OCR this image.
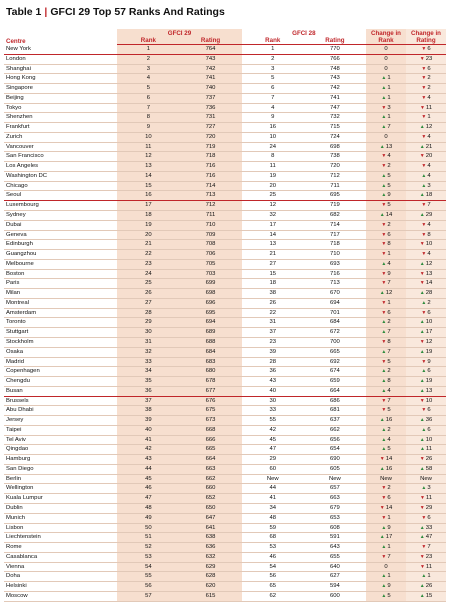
Table 1 | GFCI 29 Top 57 Ranks And Ratings
Centre	GFCI 29		GFCI 28		Change in	Change in
	Rank	Rating	Rank	Rating	Rank	Rating
New York	1	764	1	770	0	▼6
London	2	743	2	766	0	▼23
Shanghai	3	742	3	748	0	▼6
Hong Kong	4	741	5	743	▲1	▼2
Singapore	5	740	6	742	▲1	▼2
Beijing	6	737	7	741	▲1	▼4
Tokyo	7	736	4	747	▼3	▼11
Shenzhen	8	731	9	732	▲1	▼1
Frankfurt	9	727	16	715	▲7	▲12
Zurich	10	720	10	724	0	▼4
Vancouver	11	719	24	698	▲13	▲21
San Francisco	12	718	8	738	▼4	▼20
Los Angeles	13	716	11	720	▼2	▼4
Washington DC	14	716	19	712	▲5	▲4
Chicago	15	714	20	711	▲5	▲3
Seoul	16	713	25	695	▲9	▲18
Luxembourg	17	712	12	719	▼5	▼7
Sydney	18	711	32	682	▲14	▲29
Dubai	19	710	17	714	▼2	▼4
Geneva	20	709	14	717	▼6	▼8
Edinburgh	21	708	13	718	▼8	▼10
Guangzhou	22	706	21	710	▼1	▼4
Melbourne	23	705	27	693	▲4	▲12
Boston	24	703	15	716	▼9	▼13
Paris	25	699	18	713	▼7	▼14
Milan	26	698	38	670	▲12	▲28
Montreal	27	696	26	694	▼1	▲2
Amsterdam	28	695	22	701	▼6	▼6
Toronto	29	694	31	684	▲2	▲10
Stuttgart	30	689	37	672	▲7	▲17
Stockholm	31	688	23	700	▼8	▼12
Osaka	32	684	39	665	▲7	▲19
Madrid	33	683	28	692	▼5	▼9
Copenhagen	34	680	36	674	▲2	▲6
Chengdu	35	678	43	659	▲8	▲19
Busan	36	677	40	664	▲4	▲13
Brussels	37	676	30	686	▼7	▼10
Abu Dhabi	38	675	33	681	▼5	▼6
Jersey	39	673	55	637	▲16	▲36
Taipei	40	668	42	662	▲2	▲6
Tel Aviv	41	666	45	656	▲4	▲10
Qingdao	42	665	47	654	▲5	▲11
Hamburg	43	664	29	690	▼14	▼26
San Diego	44	663	60	605	▲16	▲58
Berlin	45	662	New	New	New	New
Wellington	46	660	44	657	▼2	▲3
Kuala Lumpur	47	652	41	663	▼6	▼11
Dublin	48	650	34	679	▼14	▼29
Munich	49	647	48	653	▼1	▼6
Lisbon	50	641	59	608	▲9	▲33
Liechtenstein	51	638	68	591	▲17	▲47
Rome	52	636	53	643	▲1	▼7
Casablanca	53	632	46	655	▼7	▼23
Vienna	54	629	54	640	0	▼11
Doha	55	628	56	627	▲1	▲1
Helsinki	56	620	65	594	▲9	▲26
Moscow	57	615	62	600	▲5	▲15
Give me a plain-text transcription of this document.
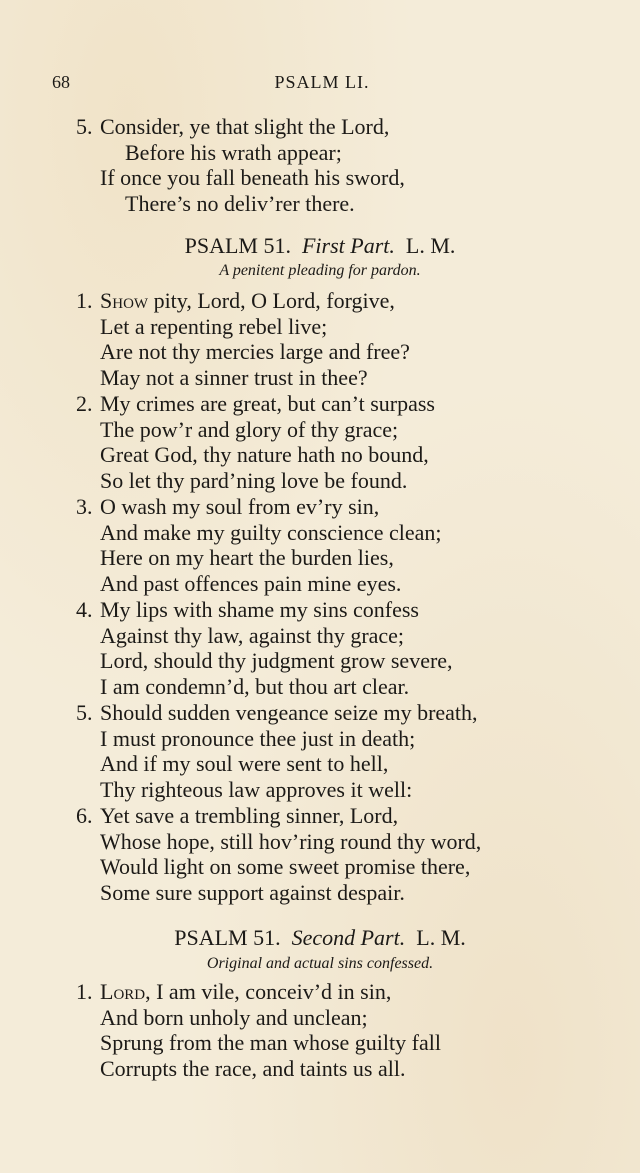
68	PSALM LI.
5. Consider, ye that slight the Lord,
Before his wrath appear;
If once you fall beneath his sword,
There’s no deliv’rer there.
PSALM 51. First Part. L. M.
A penitent pleading for pardon.
1. Show pity, Lord, O Lord, forgive,
Let a repenting rebel live;
Are not thy mercies large and free?
May not a sinner trust in thee?
2. My crimes are great, but can’t surpass
The pow’r and glory of thy grace;
Great God, thy nature hath no bound,
So let thy pard’ning love be found.
3. O wash my soul from ev’ry sin,
And make my guilty conscience clean;
Here on my heart the burden lies,
And past offences pain mine eyes.
4. My lips with shame my sins confess
Against thy law, against thy grace;
Lord, should thy judgment grow severe,
I am condemn’d, but thou art clear.
5. Should sudden vengeance seize my breath,
I must pronounce thee just in death;
And if my soul were sent to hell,
Thy righteous law approves it well:
6. Yet save a trembling sinner, Lord,
Whose hope, still hov’ring round thy word,
Would light on some sweet promise there,
Some sure support against despair.
PSALM 51. Second Part. L. M.
Original and actual sins confessed.
1. Lord, I am vile, conceiv’d in sin,
And born unholy and unclean;
Sprung from the man whose guilty fall
Corrupts the race, and taints us all.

——

To do = Output only these lines, word for word: the line containing "Give me a plain-text" and every line after it through the last line of the data. Omit the pictures.

Finished exercise =
Give me a plain-text transcription of this document.
68	PSALM LI.
5. Consider, ye that slight the Lord,
Before his wrath appear;
If once you fall beneath his sword,
There’s no deliv’rer there.
PSALM 51. First Part. L. M.
A penitent pleading for pardon.
1. Show pity, Lord, O Lord, forgive,
Let a repenting rebel live;
Are not thy mercies large and free?
May not a sinner trust in thee?
2. My crimes are great, but can’t surpass
The pow’r and glory of thy grace;
Great God, thy nature hath no bound,
So let thy pard’ning love be found.
3. O wash my soul from ev’ry sin,
And make my guilty conscience clean;
Here on my heart the burden lies,
And past offences pain mine eyes.
4. My lips with shame my sins confess
Against thy law, against thy grace;
Lord, should thy judgment grow severe,
I am condemn’d, but thou art clear.
5. Should sudden vengeance seize my breath,
I must pronounce thee just in death;
And if my soul were sent to hell,
Thy righteous law approves it well:
6. Yet save a trembling sinner, Lord,
Whose hope, still hov’ring round thy word,
Would light on some sweet promise there,
Some sure support against despair.
PSALM 51. Second Part. L. M.
Original and actual sins confessed.
1. Lord, I am vile, conceiv’d in sin,
And born unholy and unclean;
Sprung from the man whose guilty fall
Corrupts the race, and taints us all.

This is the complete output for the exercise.